EXERCISE REQUIREMENTS
Produce a word-for-word copy of the listing below without its pictures.

TASK INPUTS
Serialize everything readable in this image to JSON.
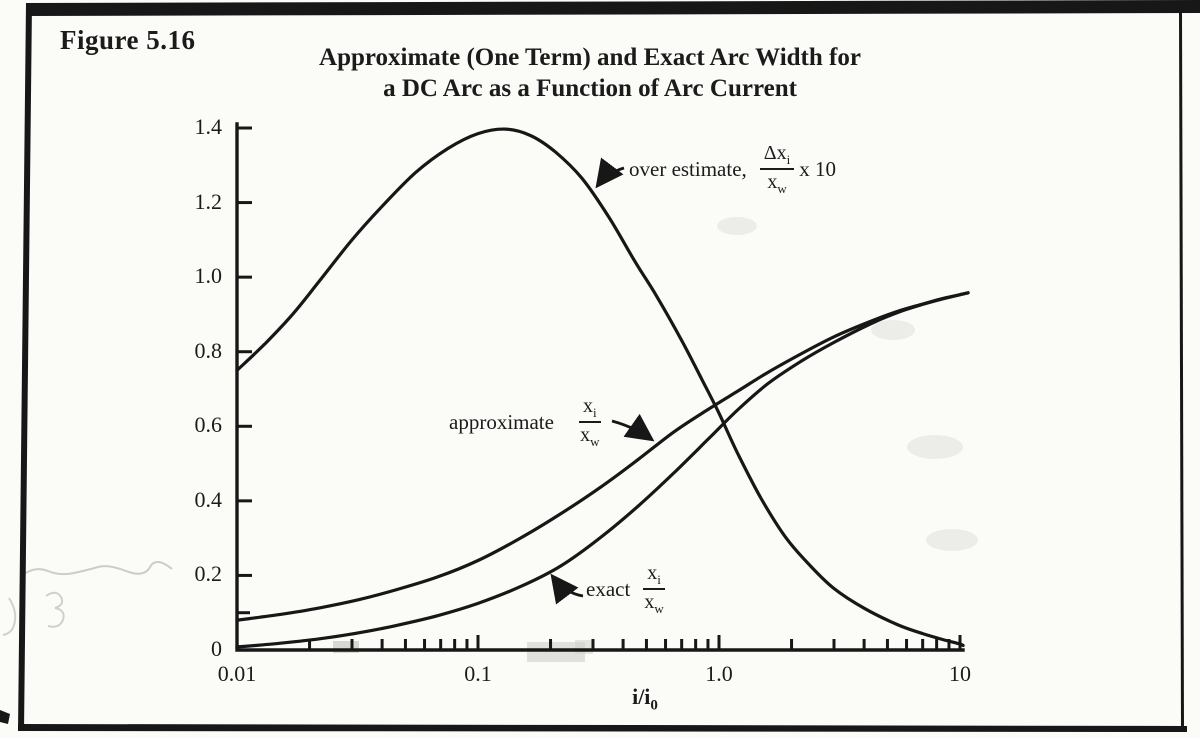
{
  "figure": {
    "label": "Figure 5.16",
    "title_line1": "Approximate (One Term) and Exact Arc Width for",
    "title_line2": "a DC Arc as a Function of Arc Current"
  },
  "chart_data": {
    "type": "line",
    "title": "Approximate (One Term) and Exact Arc Width for a DC Arc as a Function of Arc Current",
    "xlabel": "i/i",
    "xlabel_sub": "0",
    "ylabel": "",
    "x_scale": "log",
    "xlim": [
      0.01,
      10
    ],
    "ylim": [
      0,
      1.4
    ],
    "grid": false,
    "legend_position": "inline-annotations",
    "axes": {
      "x": {
        "ticks": [
          {
            "v": 0.01,
            "label": "0.01"
          },
          {
            "v": 0.1,
            "label": "0.1"
          },
          {
            "v": 1.0,
            "label": "1.0"
          },
          {
            "v": 10,
            "label": "10"
          }
        ],
        "minor": [
          0.02,
          0.03,
          0.04,
          0.05,
          0.06,
          0.07,
          0.08,
          0.09,
          0.2,
          0.3,
          0.4,
          0.5,
          0.6,
          0.7,
          0.8,
          0.9,
          2,
          3,
          4,
          5,
          6,
          7,
          8,
          9
        ]
      },
      "y": {
        "ticks": [
          {
            "v": 0,
            "label": "0"
          },
          {
            "v": 0.2,
            "label": "0.2"
          },
          {
            "v": 0.4,
            "label": "0.4"
          },
          {
            "v": 0.6,
            "label": "0.6"
          },
          {
            "v": 0.8,
            "label": "0.8"
          },
          {
            "v": 1.0,
            "label": "1.0"
          },
          {
            "v": 1.2,
            "label": "1.2"
          },
          {
            "v": 1.4,
            "label": "1.4"
          }
        ],
        "minor": [
          0.1
        ]
      }
    },
    "series": [
      {
        "name": "over_estimate",
        "label": "over estimate,",
        "frac": {
          "num": "Δx",
          "num_sub": "i",
          "den": "x",
          "den_sub": "w"
        },
        "suffix": "x 10",
        "points": [
          [
            0.01,
            0.75
          ],
          [
            0.013,
            0.82
          ],
          [
            0.017,
            0.9
          ],
          [
            0.022,
            0.99
          ],
          [
            0.03,
            1.1
          ],
          [
            0.04,
            1.19
          ],
          [
            0.055,
            1.28
          ],
          [
            0.075,
            1.345
          ],
          [
            0.1,
            1.385
          ],
          [
            0.13,
            1.397
          ],
          [
            0.165,
            1.38
          ],
          [
            0.21,
            1.335
          ],
          [
            0.27,
            1.265
          ],
          [
            0.35,
            1.16
          ],
          [
            0.45,
            1.04
          ],
          [
            0.55,
            0.95
          ],
          [
            0.7,
            0.83
          ],
          [
            0.85,
            0.725
          ],
          [
            1.0,
            0.635
          ],
          [
            1.2,
            0.525
          ],
          [
            1.5,
            0.405
          ],
          [
            1.9,
            0.3
          ],
          [
            2.4,
            0.225
          ],
          [
            3.0,
            0.165
          ],
          [
            4.0,
            0.112
          ],
          [
            5.5,
            0.068
          ],
          [
            7.0,
            0.044
          ],
          [
            8.5,
            0.028
          ],
          [
            10.0,
            0.016
          ],
          [
            10.3,
            0.012
          ]
        ]
      },
      {
        "name": "approximate",
        "label": "approximate",
        "frac": {
          "num": "x",
          "num_sub": "i",
          "den": "x",
          "den_sub": "w"
        },
        "points": [
          [
            0.01,
            0.08
          ],
          [
            0.015,
            0.095
          ],
          [
            0.022,
            0.113
          ],
          [
            0.032,
            0.135
          ],
          [
            0.046,
            0.162
          ],
          [
            0.068,
            0.196
          ],
          [
            0.1,
            0.24
          ],
          [
            0.15,
            0.3
          ],
          [
            0.22,
            0.365
          ],
          [
            0.32,
            0.435
          ],
          [
            0.46,
            0.51
          ],
          [
            0.65,
            0.585
          ],
          [
            0.9,
            0.645
          ],
          [
            1.2,
            0.695
          ],
          [
            1.6,
            0.745
          ],
          [
            2.2,
            0.795
          ],
          [
            3.0,
            0.84
          ],
          [
            4.2,
            0.88
          ],
          [
            5.5,
            0.908
          ],
          [
            7.0,
            0.928
          ],
          [
            8.5,
            0.943
          ],
          [
            10.0,
            0.953
          ],
          [
            10.8,
            0.958
          ]
        ]
      },
      {
        "name": "exact",
        "label": "exact",
        "frac": {
          "num": "x",
          "num_sub": "i",
          "den": "x",
          "den_sub": "w"
        },
        "points": [
          [
            0.01,
            0.008
          ],
          [
            0.015,
            0.018
          ],
          [
            0.022,
            0.03
          ],
          [
            0.032,
            0.046
          ],
          [
            0.046,
            0.066
          ],
          [
            0.068,
            0.092
          ],
          [
            0.1,
            0.125
          ],
          [
            0.15,
            0.17
          ],
          [
            0.22,
            0.225
          ],
          [
            0.32,
            0.3
          ],
          [
            0.46,
            0.385
          ],
          [
            0.65,
            0.475
          ],
          [
            0.9,
            0.565
          ],
          [
            1.2,
            0.645
          ],
          [
            1.6,
            0.715
          ],
          [
            2.2,
            0.775
          ],
          [
            3.0,
            0.825
          ],
          [
            4.2,
            0.873
          ],
          [
            5.5,
            0.905
          ],
          [
            7.0,
            0.927
          ],
          [
            8.5,
            0.942
          ],
          [
            10.0,
            0.953
          ],
          [
            10.8,
            0.958
          ]
        ]
      }
    ],
    "ink_color": "#171717"
  }
}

CORRECT ANSWER
Serialize everything readable in this image to JSON.
{
  "figure": {
    "label": "Figure 5.16",
    "title_line1": "Approximate (One Term) and Exact Arc Width for",
    "title_line2": "a DC Arc as a Function of Arc Current"
  },
  "chart_data": {
    "type": "line",
    "title": "Approximate (One Term) and Exact Arc Width for a DC Arc as a Function of Arc Current",
    "xlabel": "i/i",
    "xlabel_sub": "0",
    "ylabel": "",
    "x_scale": "log",
    "xlim": [
      0.01,
      10
    ],
    "ylim": [
      0,
      1.4
    ],
    "grid": false,
    "legend_position": "inline-annotations",
    "axes": {
      "x": {
        "ticks": [
          {
            "v": 0.01,
            "label": "0.01"
          },
          {
            "v": 0.1,
            "label": "0.1"
          },
          {
            "v": 1.0,
            "label": "1.0"
          },
          {
            "v": 10,
            "label": "10"
          }
        ],
        "minor": [
          0.02,
          0.03,
          0.04,
          0.05,
          0.06,
          0.07,
          0.08,
          0.09,
          0.2,
          0.3,
          0.4,
          0.5,
          0.6,
          0.7,
          0.8,
          0.9,
          2,
          3,
          4,
          5,
          6,
          7,
          8,
          9
        ]
      },
      "y": {
        "ticks": [
          {
            "v": 0,
            "label": "0"
          },
          {
            "v": 0.2,
            "label": "0.2"
          },
          {
            "v": 0.4,
            "label": "0.4"
          },
          {
            "v": 0.6,
            "label": "0.6"
          },
          {
            "v": 0.8,
            "label": "0.8"
          },
          {
            "v": 1.0,
            "label": "1.0"
          },
          {
            "v": 1.2,
            "label": "1.2"
          },
          {
            "v": 1.4,
            "label": "1.4"
          }
        ],
        "minor": [
          0.1
        ]
      }
    },
    "series": [
      {
        "name": "over_estimate",
        "label": "over estimate,",
        "frac": {
          "num": "Δx",
          "num_sub": "i",
          "den": "x",
          "den_sub": "w"
        },
        "suffix": "x 10",
        "points": [
          [
            0.01,
            0.75
          ],
          [
            0.013,
            0.82
          ],
          [
            0.017,
            0.9
          ],
          [
            0.022,
            0.99
          ],
          [
            0.03,
            1.1
          ],
          [
            0.04,
            1.19
          ],
          [
            0.055,
            1.28
          ],
          [
            0.075,
            1.345
          ],
          [
            0.1,
            1.385
          ],
          [
            0.13,
            1.397
          ],
          [
            0.165,
            1.38
          ],
          [
            0.21,
            1.335
          ],
          [
            0.27,
            1.265
          ],
          [
            0.35,
            1.16
          ],
          [
            0.45,
            1.04
          ],
          [
            0.55,
            0.95
          ],
          [
            0.7,
            0.83
          ],
          [
            0.85,
            0.725
          ],
          [
            1.0,
            0.635
          ],
          [
            1.2,
            0.525
          ],
          [
            1.5,
            0.405
          ],
          [
            1.9,
            0.3
          ],
          [
            2.4,
            0.225
          ],
          [
            3.0,
            0.165
          ],
          [
            4.0,
            0.112
          ],
          [
            5.5,
            0.068
          ],
          [
            7.0,
            0.044
          ],
          [
            8.5,
            0.028
          ],
          [
            10.0,
            0.016
          ],
          [
            10.3,
            0.012
          ]
        ]
      },
      {
        "name": "approximate",
        "label": "approximate",
        "frac": {
          "num": "x",
          "num_sub": "i",
          "den": "x",
          "den_sub": "w"
        },
        "points": [
          [
            0.01,
            0.08
          ],
          [
            0.015,
            0.095
          ],
          [
            0.022,
            0.113
          ],
          [
            0.032,
            0.135
          ],
          [
            0.046,
            0.162
          ],
          [
            0.068,
            0.196
          ],
          [
            0.1,
            0.24
          ],
          [
            0.15,
            0.3
          ],
          [
            0.22,
            0.365
          ],
          [
            0.32,
            0.435
          ],
          [
            0.46,
            0.51
          ],
          [
            0.65,
            0.585
          ],
          [
            0.9,
            0.645
          ],
          [
            1.2,
            0.695
          ],
          [
            1.6,
            0.745
          ],
          [
            2.2,
            0.795
          ],
          [
            3.0,
            0.84
          ],
          [
            4.2,
            0.88
          ],
          [
            5.5,
            0.908
          ],
          [
            7.0,
            0.928
          ],
          [
            8.5,
            0.943
          ],
          [
            10.0,
            0.953
          ],
          [
            10.8,
            0.958
          ]
        ]
      },
      {
        "name": "exact",
        "label": "exact",
        "frac": {
          "num": "x",
          "num_sub": "i",
          "den": "x",
          "den_sub": "w"
        },
        "points": [
          [
            0.01,
            0.008
          ],
          [
            0.015,
            0.018
          ],
          [
            0.022,
            0.03
          ],
          [
            0.032,
            0.046
          ],
          [
            0.046,
            0.066
          ],
          [
            0.068,
            0.092
          ],
          [
            0.1,
            0.125
          ],
          [
            0.15,
            0.17
          ],
          [
            0.22,
            0.225
          ],
          [
            0.32,
            0.3
          ],
          [
            0.46,
            0.385
          ],
          [
            0.65,
            0.475
          ],
          [
            0.9,
            0.565
          ],
          [
            1.2,
            0.645
          ],
          [
            1.6,
            0.715
          ],
          [
            2.2,
            0.775
          ],
          [
            3.0,
            0.825
          ],
          [
            4.2,
            0.873
          ],
          [
            5.5,
            0.905
          ],
          [
            7.0,
            0.927
          ],
          [
            8.5,
            0.942
          ],
          [
            10.0,
            0.953
          ],
          [
            10.8,
            0.958
          ]
        ]
      }
    ],
    "ink_color": "#171717"
  }
}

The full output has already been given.